• [Required work] Using the listing below, report all lines holding the word "title".
* Start *
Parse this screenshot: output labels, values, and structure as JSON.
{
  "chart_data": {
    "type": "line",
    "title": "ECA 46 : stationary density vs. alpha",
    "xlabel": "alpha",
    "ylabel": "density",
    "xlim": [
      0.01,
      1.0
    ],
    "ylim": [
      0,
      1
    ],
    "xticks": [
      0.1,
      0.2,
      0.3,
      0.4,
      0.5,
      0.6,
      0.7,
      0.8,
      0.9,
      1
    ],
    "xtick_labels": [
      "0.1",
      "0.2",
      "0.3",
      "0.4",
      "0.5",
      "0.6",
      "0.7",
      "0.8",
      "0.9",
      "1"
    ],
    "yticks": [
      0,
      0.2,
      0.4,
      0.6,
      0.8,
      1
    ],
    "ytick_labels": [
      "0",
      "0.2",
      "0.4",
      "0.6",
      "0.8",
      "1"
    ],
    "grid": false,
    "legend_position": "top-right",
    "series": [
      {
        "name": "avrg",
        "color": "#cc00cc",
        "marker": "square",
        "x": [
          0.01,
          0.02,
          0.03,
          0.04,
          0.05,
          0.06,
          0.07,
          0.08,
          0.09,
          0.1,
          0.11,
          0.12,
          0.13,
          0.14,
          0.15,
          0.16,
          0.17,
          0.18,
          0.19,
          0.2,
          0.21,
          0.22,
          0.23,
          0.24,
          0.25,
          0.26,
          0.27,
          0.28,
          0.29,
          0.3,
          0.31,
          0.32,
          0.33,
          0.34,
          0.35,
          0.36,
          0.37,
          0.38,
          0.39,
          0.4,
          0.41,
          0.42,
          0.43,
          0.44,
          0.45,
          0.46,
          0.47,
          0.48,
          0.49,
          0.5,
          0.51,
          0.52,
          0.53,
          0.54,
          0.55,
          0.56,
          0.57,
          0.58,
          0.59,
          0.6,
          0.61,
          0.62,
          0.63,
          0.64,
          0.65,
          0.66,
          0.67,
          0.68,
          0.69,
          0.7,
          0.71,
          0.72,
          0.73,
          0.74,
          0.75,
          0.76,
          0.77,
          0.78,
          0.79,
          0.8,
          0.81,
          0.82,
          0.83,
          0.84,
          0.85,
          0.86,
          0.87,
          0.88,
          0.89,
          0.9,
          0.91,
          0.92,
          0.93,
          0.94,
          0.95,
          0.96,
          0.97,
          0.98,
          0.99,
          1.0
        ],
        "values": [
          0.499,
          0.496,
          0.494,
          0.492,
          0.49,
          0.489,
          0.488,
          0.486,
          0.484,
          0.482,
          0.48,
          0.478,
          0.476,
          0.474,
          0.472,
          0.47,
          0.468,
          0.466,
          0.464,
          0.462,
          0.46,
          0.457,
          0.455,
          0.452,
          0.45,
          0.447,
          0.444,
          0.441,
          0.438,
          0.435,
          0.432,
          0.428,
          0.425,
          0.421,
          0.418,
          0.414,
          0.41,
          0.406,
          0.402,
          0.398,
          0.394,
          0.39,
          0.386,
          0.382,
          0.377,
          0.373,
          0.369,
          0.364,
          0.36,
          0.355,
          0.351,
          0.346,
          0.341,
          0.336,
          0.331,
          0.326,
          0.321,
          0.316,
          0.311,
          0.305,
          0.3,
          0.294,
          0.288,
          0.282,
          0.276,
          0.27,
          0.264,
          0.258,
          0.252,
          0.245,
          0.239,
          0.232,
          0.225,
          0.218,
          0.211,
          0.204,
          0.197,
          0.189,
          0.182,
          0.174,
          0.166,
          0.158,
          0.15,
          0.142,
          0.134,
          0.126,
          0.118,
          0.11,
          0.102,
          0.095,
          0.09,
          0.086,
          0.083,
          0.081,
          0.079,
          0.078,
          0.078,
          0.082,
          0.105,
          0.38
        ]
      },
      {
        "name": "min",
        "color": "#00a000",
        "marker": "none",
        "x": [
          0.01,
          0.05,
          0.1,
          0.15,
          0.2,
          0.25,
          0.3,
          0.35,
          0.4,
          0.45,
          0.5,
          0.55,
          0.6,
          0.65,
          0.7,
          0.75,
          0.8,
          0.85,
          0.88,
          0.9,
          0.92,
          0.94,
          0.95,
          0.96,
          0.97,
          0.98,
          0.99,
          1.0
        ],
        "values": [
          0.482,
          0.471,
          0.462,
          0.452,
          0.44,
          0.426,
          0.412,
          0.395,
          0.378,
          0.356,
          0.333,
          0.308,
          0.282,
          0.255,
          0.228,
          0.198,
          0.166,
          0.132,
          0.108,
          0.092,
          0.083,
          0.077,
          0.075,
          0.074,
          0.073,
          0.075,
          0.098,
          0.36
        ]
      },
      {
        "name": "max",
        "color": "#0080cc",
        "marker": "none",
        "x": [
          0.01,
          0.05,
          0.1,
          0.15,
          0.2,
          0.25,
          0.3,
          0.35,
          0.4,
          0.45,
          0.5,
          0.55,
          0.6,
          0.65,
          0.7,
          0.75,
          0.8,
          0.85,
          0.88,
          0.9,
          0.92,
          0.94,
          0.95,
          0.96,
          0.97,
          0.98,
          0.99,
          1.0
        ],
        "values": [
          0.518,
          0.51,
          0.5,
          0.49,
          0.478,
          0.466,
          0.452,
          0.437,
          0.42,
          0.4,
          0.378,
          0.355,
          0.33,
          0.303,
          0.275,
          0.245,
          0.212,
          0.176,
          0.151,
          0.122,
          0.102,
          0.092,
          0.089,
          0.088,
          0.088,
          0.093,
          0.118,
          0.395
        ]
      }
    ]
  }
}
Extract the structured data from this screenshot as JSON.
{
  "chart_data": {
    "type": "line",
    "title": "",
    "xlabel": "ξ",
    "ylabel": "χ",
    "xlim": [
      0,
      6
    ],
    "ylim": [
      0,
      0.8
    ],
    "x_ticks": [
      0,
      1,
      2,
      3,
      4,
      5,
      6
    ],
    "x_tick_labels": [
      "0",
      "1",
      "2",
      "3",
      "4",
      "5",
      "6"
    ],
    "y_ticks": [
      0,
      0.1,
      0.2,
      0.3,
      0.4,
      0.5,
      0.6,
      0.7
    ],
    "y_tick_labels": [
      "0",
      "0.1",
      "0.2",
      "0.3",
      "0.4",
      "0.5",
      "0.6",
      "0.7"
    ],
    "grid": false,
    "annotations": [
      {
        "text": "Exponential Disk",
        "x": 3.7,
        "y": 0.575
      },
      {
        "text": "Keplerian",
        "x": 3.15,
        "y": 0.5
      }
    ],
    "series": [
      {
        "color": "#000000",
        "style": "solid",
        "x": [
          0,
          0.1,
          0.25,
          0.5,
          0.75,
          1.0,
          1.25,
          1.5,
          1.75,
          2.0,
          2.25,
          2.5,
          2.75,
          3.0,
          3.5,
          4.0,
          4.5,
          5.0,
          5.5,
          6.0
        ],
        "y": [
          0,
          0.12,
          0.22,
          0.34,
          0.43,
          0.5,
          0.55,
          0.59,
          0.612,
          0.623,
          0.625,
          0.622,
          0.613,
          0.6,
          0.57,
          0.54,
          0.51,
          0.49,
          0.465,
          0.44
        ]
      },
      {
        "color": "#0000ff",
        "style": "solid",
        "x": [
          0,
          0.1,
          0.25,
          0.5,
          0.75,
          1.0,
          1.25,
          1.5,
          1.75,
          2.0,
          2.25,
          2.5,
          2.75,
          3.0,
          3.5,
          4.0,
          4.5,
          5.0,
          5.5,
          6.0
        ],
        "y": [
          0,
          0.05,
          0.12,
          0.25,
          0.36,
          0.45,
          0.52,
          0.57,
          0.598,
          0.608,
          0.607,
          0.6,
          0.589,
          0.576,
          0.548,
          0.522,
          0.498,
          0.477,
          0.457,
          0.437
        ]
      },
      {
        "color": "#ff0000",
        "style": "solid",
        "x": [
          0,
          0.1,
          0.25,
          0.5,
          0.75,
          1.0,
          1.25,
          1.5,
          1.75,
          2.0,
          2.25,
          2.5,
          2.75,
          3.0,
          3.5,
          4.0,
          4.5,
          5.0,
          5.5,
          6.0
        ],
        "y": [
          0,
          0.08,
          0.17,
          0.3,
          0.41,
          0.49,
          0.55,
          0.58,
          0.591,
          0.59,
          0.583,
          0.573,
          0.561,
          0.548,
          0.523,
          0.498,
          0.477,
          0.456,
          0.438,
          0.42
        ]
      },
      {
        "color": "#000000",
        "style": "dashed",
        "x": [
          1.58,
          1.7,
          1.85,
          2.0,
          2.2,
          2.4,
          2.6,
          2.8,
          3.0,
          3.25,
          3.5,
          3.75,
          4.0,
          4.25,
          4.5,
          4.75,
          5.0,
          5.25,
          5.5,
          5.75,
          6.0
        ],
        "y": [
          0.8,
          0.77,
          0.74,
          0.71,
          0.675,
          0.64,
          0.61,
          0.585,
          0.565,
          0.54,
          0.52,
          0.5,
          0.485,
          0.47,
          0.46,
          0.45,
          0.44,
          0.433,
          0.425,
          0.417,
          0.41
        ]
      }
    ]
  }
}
* End *
* Start *
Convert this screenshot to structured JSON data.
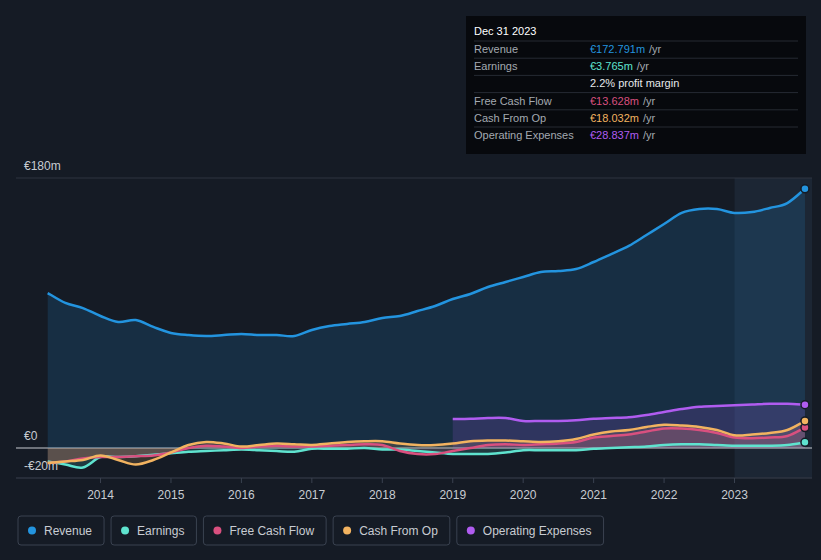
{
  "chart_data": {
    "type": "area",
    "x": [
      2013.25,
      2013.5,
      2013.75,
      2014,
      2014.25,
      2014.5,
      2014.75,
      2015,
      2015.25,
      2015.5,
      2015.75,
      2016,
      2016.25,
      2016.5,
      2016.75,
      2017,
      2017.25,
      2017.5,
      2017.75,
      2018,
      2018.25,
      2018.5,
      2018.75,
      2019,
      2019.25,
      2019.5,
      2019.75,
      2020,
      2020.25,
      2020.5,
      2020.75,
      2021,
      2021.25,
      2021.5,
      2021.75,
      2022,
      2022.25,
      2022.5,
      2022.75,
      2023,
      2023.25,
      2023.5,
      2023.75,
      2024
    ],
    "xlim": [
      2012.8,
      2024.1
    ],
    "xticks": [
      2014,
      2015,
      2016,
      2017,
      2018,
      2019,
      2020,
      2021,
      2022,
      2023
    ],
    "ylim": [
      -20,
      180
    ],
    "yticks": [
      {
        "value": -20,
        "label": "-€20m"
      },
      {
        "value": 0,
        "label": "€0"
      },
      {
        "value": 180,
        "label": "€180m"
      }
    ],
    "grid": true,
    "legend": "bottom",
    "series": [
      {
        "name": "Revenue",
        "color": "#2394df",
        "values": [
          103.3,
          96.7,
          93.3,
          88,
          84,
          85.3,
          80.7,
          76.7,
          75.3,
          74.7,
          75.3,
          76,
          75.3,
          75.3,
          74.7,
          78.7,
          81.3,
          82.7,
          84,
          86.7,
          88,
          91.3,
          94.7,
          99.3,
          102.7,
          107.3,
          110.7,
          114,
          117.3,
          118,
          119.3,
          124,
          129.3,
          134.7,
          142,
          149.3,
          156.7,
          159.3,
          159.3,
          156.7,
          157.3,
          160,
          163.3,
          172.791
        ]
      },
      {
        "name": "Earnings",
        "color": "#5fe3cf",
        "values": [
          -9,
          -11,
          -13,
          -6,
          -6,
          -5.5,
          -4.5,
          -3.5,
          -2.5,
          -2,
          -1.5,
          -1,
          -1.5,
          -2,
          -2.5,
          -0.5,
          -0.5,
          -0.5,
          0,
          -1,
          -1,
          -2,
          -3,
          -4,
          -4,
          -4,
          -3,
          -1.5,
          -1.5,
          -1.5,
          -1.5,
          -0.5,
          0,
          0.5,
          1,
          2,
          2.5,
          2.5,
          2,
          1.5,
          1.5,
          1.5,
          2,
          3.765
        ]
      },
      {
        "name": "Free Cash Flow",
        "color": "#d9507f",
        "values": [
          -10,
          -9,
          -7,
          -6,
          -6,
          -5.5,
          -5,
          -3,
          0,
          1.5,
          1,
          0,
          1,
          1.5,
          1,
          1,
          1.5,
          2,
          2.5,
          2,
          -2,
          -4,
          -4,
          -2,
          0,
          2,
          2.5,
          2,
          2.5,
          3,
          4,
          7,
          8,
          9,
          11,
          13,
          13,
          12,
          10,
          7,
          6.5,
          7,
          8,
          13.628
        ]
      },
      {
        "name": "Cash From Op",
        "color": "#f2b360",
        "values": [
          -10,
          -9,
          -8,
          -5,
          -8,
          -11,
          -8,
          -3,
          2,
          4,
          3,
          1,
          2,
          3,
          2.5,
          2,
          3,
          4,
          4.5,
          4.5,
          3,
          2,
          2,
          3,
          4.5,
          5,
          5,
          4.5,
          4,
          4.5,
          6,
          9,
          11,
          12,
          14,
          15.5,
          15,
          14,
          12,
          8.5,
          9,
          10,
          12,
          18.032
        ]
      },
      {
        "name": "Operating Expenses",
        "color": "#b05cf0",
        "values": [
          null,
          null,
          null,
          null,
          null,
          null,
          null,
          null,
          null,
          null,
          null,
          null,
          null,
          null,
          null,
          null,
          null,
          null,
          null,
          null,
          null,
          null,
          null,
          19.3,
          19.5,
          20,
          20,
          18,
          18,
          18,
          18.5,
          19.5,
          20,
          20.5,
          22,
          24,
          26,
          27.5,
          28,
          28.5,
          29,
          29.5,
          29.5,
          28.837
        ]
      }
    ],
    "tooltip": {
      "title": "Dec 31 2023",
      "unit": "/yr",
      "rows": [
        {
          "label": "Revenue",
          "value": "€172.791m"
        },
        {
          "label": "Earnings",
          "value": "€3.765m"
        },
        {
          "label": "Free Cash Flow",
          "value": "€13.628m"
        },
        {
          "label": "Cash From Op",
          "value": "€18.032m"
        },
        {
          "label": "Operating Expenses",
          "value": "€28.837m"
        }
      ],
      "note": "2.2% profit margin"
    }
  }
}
* End *
• [Answer for this exercise]
    "title": "ECA 46 : stationary density vs. alpha",
    "title": "",
      "title": "Dec 31 2023",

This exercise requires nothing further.